◆ **The task**: Omit every picture and return the rest of the data unaltered.

◆ **Dataset records**:
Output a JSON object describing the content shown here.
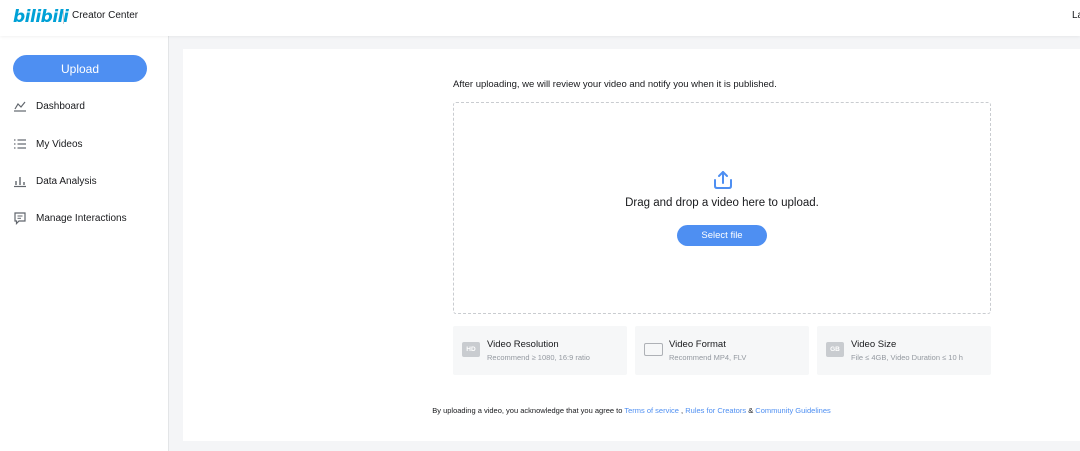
{
  "header": {
    "logo_text": "bilibili",
    "subtitle": "Creator Center",
    "right_text": "La"
  },
  "sidebar": {
    "upload_label": "Upload",
    "items": [
      {
        "label": "Dashboard",
        "icon": "line-chart-icon"
      },
      {
        "label": "My Videos",
        "icon": "list-icon"
      },
      {
        "label": "Data Analysis",
        "icon": "bar-chart-icon"
      },
      {
        "label": "Manage Interactions",
        "icon": "comment-icon"
      }
    ]
  },
  "main": {
    "notice": "After uploading, we will review your video and notify you when it is published.",
    "dropzone": {
      "icon": "upload-cloud-icon",
      "text": "Drag and drop a video here to upload.",
      "button_label": "Select file"
    },
    "requirements": [
      {
        "badge": "HD",
        "title": "Video Resolution",
        "subtitle": "Recommend ≥ 1080, 16:9 ratio"
      },
      {
        "badge": "",
        "title": "Video Format",
        "subtitle": "Recommend MP4, FLV"
      },
      {
        "badge": "GB",
        "title": "Video Size",
        "subtitle": "File ≤ 4GB, Video Duration ≤ 10 h"
      }
    ],
    "agreement": {
      "prefix": "By uploading a video, you acknowledge that you agree to",
      "terms": "Terms of service",
      "sep1": ",",
      "rules": "Rules for Creators",
      "amp": "&",
      "guidelines": "Community Guidelines"
    }
  },
  "colors": {
    "accent": "#4e8ff2",
    "brand": "#00a1d6",
    "background": "#f4f5f7",
    "muted_text": "#9499a0"
  }
}
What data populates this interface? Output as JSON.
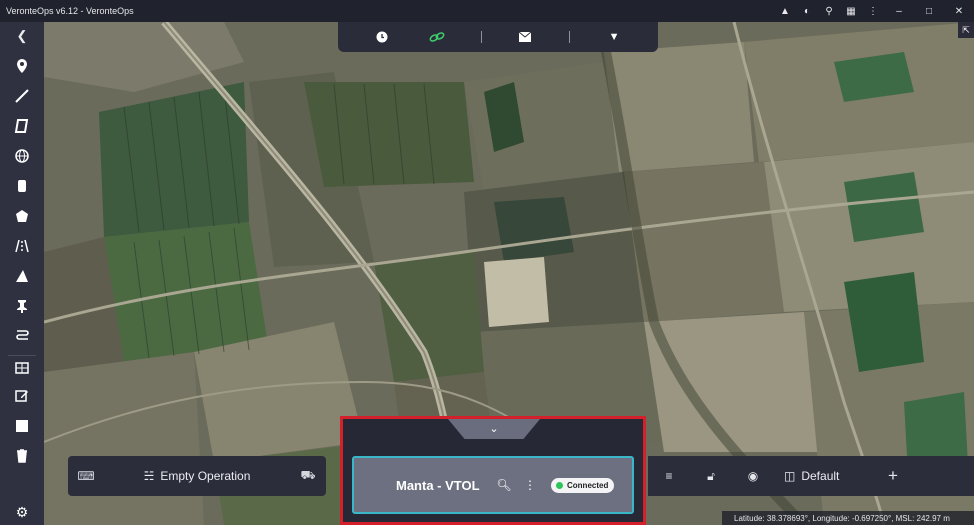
{
  "window": {
    "title": "VeronteOps v6.12 - VeronteOps",
    "controls": [
      "chevron-up-icon",
      "contrast-icon",
      "zoom-icon",
      "puzzle-icon",
      "more-vert-icon",
      "minimize-icon",
      "maximize-icon",
      "close-icon"
    ]
  },
  "toolbar": {
    "items": [
      "collapse-icon",
      "point-icon",
      "line-icon",
      "polygon-icon",
      "globe-icon",
      "cylinder-icon",
      "pentagon-icon",
      "runway-icon",
      "triangle-icon",
      "pin-icon",
      "route-icon",
      "grid-icon",
      "edit-icon",
      "square-icon",
      "trash-icon",
      "settings-icon"
    ]
  },
  "topbar": {
    "items": [
      "clock-icon",
      "link-icon",
      "mail-icon",
      "dropdown-icon"
    ],
    "active_color": "#3fcf6a"
  },
  "operation": {
    "label": "Empty Operation"
  },
  "vehicle": {
    "name": "Manta - VTOL",
    "status": "Connected",
    "status_color": "#2ec45a",
    "highlight_color": "#d3202a",
    "card_border": "#39b7c9"
  },
  "layers": {
    "label": "Default"
  },
  "footer": {
    "coordinates": "Latitude: 38.378693°, Longitude: -0.697250°, MSL: 242.97 m"
  }
}
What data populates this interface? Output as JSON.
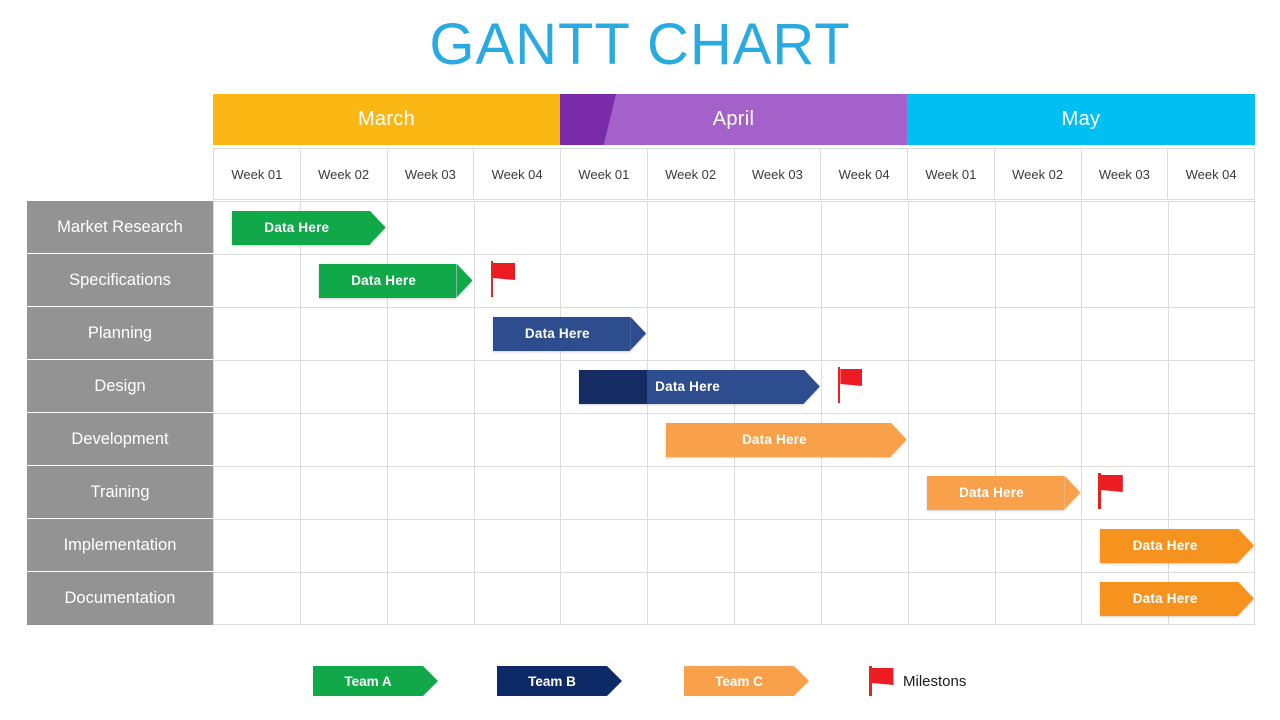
{
  "title": "GANTT CHART",
  "colors": {
    "title": "#29ABE2",
    "march": "#FBB713",
    "april": "#A361C9",
    "april_wedge": "#7A2CA8",
    "may": "#00BFF3",
    "task_label_bg": "#939393",
    "team_a": "#11A84A",
    "team_b": "#2D4D8E",
    "team_b_dark": "#152C63",
    "team_c": "#F9A14A",
    "team_c_alt": "#F5931E",
    "milestone": "#ED1C24",
    "grid_line": "#dcdcdc"
  },
  "months": [
    {
      "label": "March"
    },
    {
      "label": "April"
    },
    {
      "label": "May"
    }
  ],
  "week_headers": [
    "Week 01",
    "Week 02",
    "Week 03",
    "Week 04",
    "Week 01",
    "Week 02",
    "Week 03",
    "Week 04",
    "Week 01",
    "Week 02",
    "Week 03",
    "Week 04"
  ],
  "tasks": [
    {
      "label": "Market Research"
    },
    {
      "label": "Specifications"
    },
    {
      "label": "Planning"
    },
    {
      "label": "Design"
    },
    {
      "label": "Development"
    },
    {
      "label": "Training"
    },
    {
      "label": "Implementation"
    },
    {
      "label": "Documentation"
    }
  ],
  "chart_data": {
    "type": "bar",
    "title": "GANTT CHART",
    "xlabel": "",
    "ylabel": "",
    "x_unit": "week",
    "x_columns": 12,
    "categories": [
      "Market Research",
      "Specifications",
      "Planning",
      "Design",
      "Development",
      "Training",
      "Implementation",
      "Documentation"
    ],
    "legend_position": "bottom",
    "grid": true,
    "series": [
      {
        "name": "Team A",
        "color": "#11A84A"
      },
      {
        "name": "Team B",
        "color": "#2D4D8E"
      },
      {
        "name": "Team C",
        "color": "#F9A14A"
      }
    ],
    "bars": [
      {
        "task": "Market Research",
        "team": "Team A",
        "label": "Data Here",
        "start_week": 1,
        "end_week": 2,
        "row": 0
      },
      {
        "task": "Specifications",
        "team": "Team A",
        "label": "Data Here",
        "start_week": 2,
        "end_week": 3,
        "row": 1
      },
      {
        "task": "Planning",
        "team": "Team B",
        "label": "Data Here",
        "start_week": 4,
        "end_week": 5,
        "row": 2
      },
      {
        "task": "Design",
        "team": "Team B",
        "label": "Data Here",
        "start_week": 5,
        "end_week": 7,
        "row": 3
      },
      {
        "task": "Development",
        "team": "Team C",
        "label": "Data Here",
        "start_week": 6,
        "end_week": 8,
        "row": 4
      },
      {
        "task": "Training",
        "team": "Team C",
        "label": "Data Here",
        "start_week": 9,
        "end_week": 10,
        "row": 5
      },
      {
        "task": "Implementation",
        "team": "Team C",
        "label": "Data Here",
        "start_week": 11,
        "end_week": 12,
        "row": 6
      },
      {
        "task": "Documentation",
        "team": "Team C",
        "label": "Data Here",
        "start_week": 11,
        "end_week": 12,
        "row": 7
      }
    ],
    "milestones": [
      {
        "task": "Specifications",
        "week": 4,
        "row": 1
      },
      {
        "task": "Design",
        "week": 8,
        "row": 3
      },
      {
        "task": "Training",
        "week": 11,
        "row": 5
      }
    ]
  },
  "bar_label": "Data Here",
  "legend": {
    "team_a": "Team A",
    "team_b": "Team B",
    "team_c": "Team C",
    "milestone": "Milestons"
  }
}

◆ **Full solution**:
Output a JSON object describing the content shown here.
{
  "header": {
    "logo_text": "bilibili",
    "subtitle": "Creator Center",
    "right_text": "La"
  },
  "sidebar": {
    "upload_label": "Upload",
    "items": [
      {
        "label": "Dashboard",
        "icon": "line-chart-icon"
      },
      {
        "label": "My Videos",
        "icon": "list-icon"
      },
      {
        "label": "Data Analysis",
        "icon": "bar-chart-icon"
      },
      {
        "label": "Manage Interactions",
        "icon": "comment-icon"
      }
    ]
  },
  "main": {
    "notice": "After uploading, we will review your video and notify you when it is published.",
    "dropzone": {
      "icon": "upload-cloud-icon",
      "text": "Drag and drop a video here to upload.",
      "button_label": "Select file"
    },
    "requirements": [
      {
        "badge": "HD",
        "title": "Video Resolution",
        "subtitle": "Recommend ≥ 1080, 16:9 ratio"
      },
      {
        "badge": "",
        "title": "Video Format",
        "subtitle": "Recommend MP4, FLV"
      },
      {
        "badge": "GB",
        "title": "Video Size",
        "subtitle": "File ≤ 4GB, Video Duration ≤ 10 h"
      }
    ],
    "agreement": {
      "prefix": "By uploading a video, you acknowledge that you agree to",
      "terms": "Terms of service",
      "sep1": ",",
      "rules": "Rules for Creators",
      "amp": "&",
      "guidelines": "Community Guidelines"
    }
  },
  "colors": {
    "accent": "#4e8ff2",
    "brand": "#00a1d6",
    "background": "#f4f5f7",
    "muted_text": "#9499a0"
  }
}
What data populates this interface? Output as JSON.
{
  "window": {
    "title": "VeronteOps v6.12 - VeronteOps",
    "controls": [
      "chevron-up-icon",
      "contrast-icon",
      "zoom-icon",
      "puzzle-icon",
      "more-vert-icon",
      "minimize-icon",
      "maximize-icon",
      "close-icon"
    ]
  },
  "toolbar": {
    "items": [
      "collapse-icon",
      "point-icon",
      "line-icon",
      "polygon-icon",
      "globe-icon",
      "cylinder-icon",
      "pentagon-icon",
      "runway-icon",
      "triangle-icon",
      "pin-icon",
      "route-icon",
      "grid-icon",
      "edit-icon",
      "square-icon",
      "trash-icon",
      "settings-icon"
    ]
  },
  "topbar": {
    "items": [
      "clock-icon",
      "link-icon",
      "mail-icon",
      "dropdown-icon"
    ],
    "active_color": "#3fcf6a"
  },
  "operation": {
    "label": "Empty Operation"
  },
  "vehicle": {
    "name": "Manta - VTOL",
    "status": "Connected",
    "status_color": "#2ec45a",
    "highlight_color": "#d3202a",
    "card_border": "#39b7c9"
  },
  "layers": {
    "label": "Default"
  },
  "footer": {
    "coordinates": "Latitude: 38.378693°, Longitude: -0.697250°, MSL: 242.97 m"
  }
}
What data populates this interface? Output as JSON.
{
  "title": "GANTT CHART",
  "colors": {
    "title": "#29ABE2",
    "march": "#FBB713",
    "april": "#A361C9",
    "april_wedge": "#7A2CA8",
    "may": "#00BFF3",
    "task_label_bg": "#939393",
    "team_a": "#11A84A",
    "team_b": "#2D4D8E",
    "team_b_dark": "#152C63",
    "team_c": "#F9A14A",
    "team_c_alt": "#F5931E",
    "milestone": "#ED1C24",
    "grid_line": "#dcdcdc"
  },
  "months": [
    {
      "label": "March"
    },
    {
      "label": "April"
    },
    {
      "label": "May"
    }
  ],
  "week_headers": [
    "Week 01",
    "Week 02",
    "Week 03",
    "Week 04",
    "Week 01",
    "Week 02",
    "Week 03",
    "Week 04",
    "Week 01",
    "Week 02",
    "Week 03",
    "Week 04"
  ],
  "tasks": [
    {
      "label": "Market Research"
    },
    {
      "label": "Specifications"
    },
    {
      "label": "Planning"
    },
    {
      "label": "Design"
    },
    {
      "label": "Development"
    },
    {
      "label": "Training"
    },
    {
      "label": "Implementation"
    },
    {
      "label": "Documentation"
    }
  ],
  "chart_data": {
    "type": "bar",
    "title": "GANTT CHART",
    "xlabel": "",
    "ylabel": "",
    "x_unit": "week",
    "x_columns": 12,
    "categories": [
      "Market Research",
      "Specifications",
      "Planning",
      "Design",
      "Development",
      "Training",
      "Implementation",
      "Documentation"
    ],
    "legend_position": "bottom",
    "grid": true,
    "series": [
      {
        "name": "Team A",
        "color": "#11A84A"
      },
      {
        "name": "Team B",
        "color": "#2D4D8E"
      },
      {
        "name": "Team C",
        "color": "#F9A14A"
      }
    ],
    "bars": [
      {
        "task": "Market Research",
        "team": "Team A",
        "label": "Data Here",
        "start_week": 1,
        "end_week": 2,
        "row": 0
      },
      {
        "task": "Specifications",
        "team": "Team A",
        "label": "Data Here",
        "start_week": 2,
        "end_week": 3,
        "row": 1
      },
      {
        "task": "Planning",
        "team": "Team B",
        "label": "Data Here",
        "start_week": 4,
        "end_week": 5,
        "row": 2
      },
      {
        "task": "Design",
        "team": "Team B",
        "label": "Data Here",
        "start_week": 5,
        "end_week": 7,
        "row": 3
      },
      {
        "task": "Development",
        "team": "Team C",
        "label": "Data Here",
        "start_week": 6,
        "end_week": 8,
        "row": 4
      },
      {
        "task": "Training",
        "team": "Team C",
        "label": "Data Here",
        "start_week": 9,
        "end_week": 10,
        "row": 5
      },
      {
        "task": "Implementation",
        "team": "Team C",
        "label": "Data Here",
        "start_week": 11,
        "end_week": 12,
        "row": 6
      },
      {
        "task": "Documentation",
        "team": "Team C",
        "label": "Data Here",
        "start_week": 11,
        "end_week": 12,
        "row": 7
      }
    ],
    "milestones": [
      {
        "task": "Specifications",
        "week": 4,
        "row": 1
      },
      {
        "task": "Design",
        "week": 8,
        "row": 3
      },
      {
        "task": "Training",
        "week": 11,
        "row": 5
      }
    ]
  },
  "bar_label": "Data Here",
  "legend": {
    "team_a": "Team A",
    "team_b": "Team B",
    "team_c": "Team C",
    "milestone": "Milestons"
  }
}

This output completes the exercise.